-- Start Extracted material --

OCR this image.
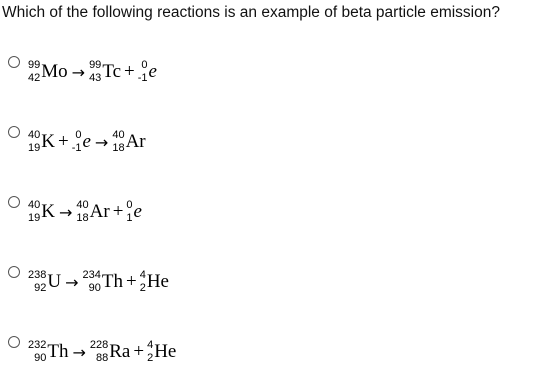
Which of the following reactions is an example of beta particle emission?
99
42 Mo → 99
43 Tc + 0
-1 e
40
19 K + 0
-1 e → 40
18 Ar
40
19 K → 40
18 Ar + 0
1 e
238
92 U → 234
90 Th + 4
2 He
232
90 Th → 228
88 Ra + 4
2 He
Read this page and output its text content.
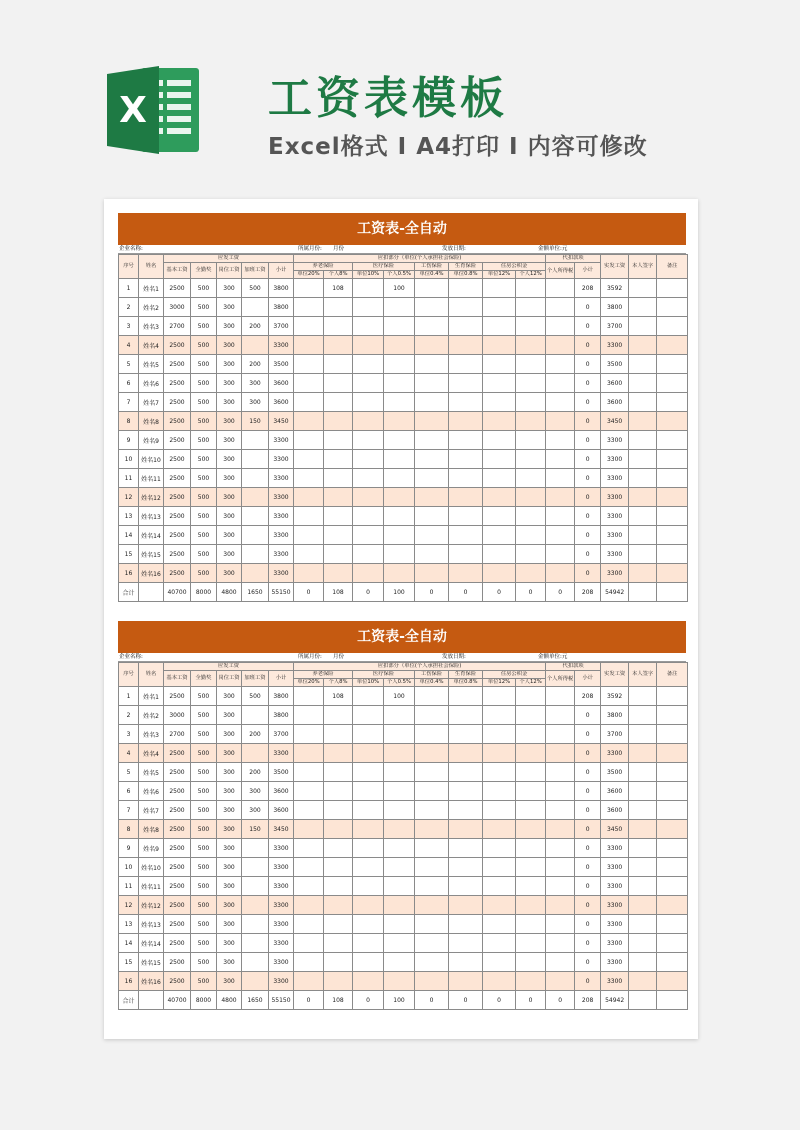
X	工资表模板
Excel格式 I A4打印 I 内容可修改
工资表-全自动
企业名称:	所属月份: 月份	发放日期:	金额单位:元
序号	姓名	应发工资					应扣部分（单位(个人承担社会保险)								代扣款项		实发工资	本人签字	备注
		基本工资	全勤奖	岗位工资	加班工资	小计	养老保险		医疗保险		工伤保险	生育保险	住房公积金		个人所得税	小计			
							单位20%	个人8%	单位10%	个人0.5%	单位0.4%	单位0.8%	单位12%	个人12%					
1	姓名1	2500	500	300	500	3800		108		100						208	3592		
2	姓名2	3000	500	300		3800										0	3800		
3	姓名3	2700	500	300	200	3700										0	3700		
4	姓名4	2500	500	300		3300										0	3300		
5	姓名5	2500	500	300	200	3500										0	3500		
6	姓名6	2500	500	300	300	3600										0	3600		
7	姓名7	2500	500	300	300	3600										0	3600		
8	姓名8	2500	500	300	150	3450										0	3450		
9	姓名9	2500	500	300		3300										0	3300		
10	姓名10	2500	500	300		3300										0	3300		
11	姓名11	2500	500	300		3300										0	3300		
12	姓名12	2500	500	300		3300										0	3300		
13	姓名13	2500	500	300		3300										0	3300		
14	姓名14	2500	500	300		3300										0	3300		
15	姓名15	2500	500	300		3300										0	3300		
16	姓名16	2500	500	300		3300										0	3300		
合计		40700	8000	4800	1650	55150	0	108	0	100	0	0	0	0	0	208	54942		
工资表-全自动
企业名称:	所属月份: 月份	发放日期:	金额单位:元
序号	姓名	应发工资					应扣部分（单位(个人承担社会保险)								代扣款项		实发工资	本人签字	备注
		基本工资	全勤奖	岗位工资	加班工资	小计	养老保险		医疗保险		工伤保险	生育保险	住房公积金		个人所得税	小计			
							单位20%	个人8%	单位10%	个人0.5%	单位0.4%	单位0.8%	单位12%	个人12%					
1	姓名1	2500	500	300	500	3800		108		100						208	3592		
2	姓名2	3000	500	300		3800										0	3800		
3	姓名3	2700	500	300	200	3700										0	3700		
4	姓名4	2500	500	300		3300										0	3300		
5	姓名5	2500	500	300	200	3500										0	3500		
6	姓名6	2500	500	300	300	3600										0	3600		
7	姓名7	2500	500	300	300	3600										0	3600		
8	姓名8	2500	500	300	150	3450										0	3450		
9	姓名9	2500	500	300		3300										0	3300		
10	姓名10	2500	500	300		3300										0	3300		
11	姓名11	2500	500	300		3300										0	3300		
12	姓名12	2500	500	300		3300										0	3300		
13	姓名13	2500	500	300		3300										0	3300		
14	姓名14	2500	500	300		3300										0	3300		
15	姓名15	2500	500	300		3300										0	3300		
16	姓名16	2500	500	300		3300										0	3300		
合计		40700	8000	4800	1650	55150	0	108	0	100	0	0	0	0	0	208	54942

-- End Extracted material --

→ Given exercise:
Go through the records and gather the lines that hold "this".

→ Complete response:
OCR this image.
Read this page and output its text content.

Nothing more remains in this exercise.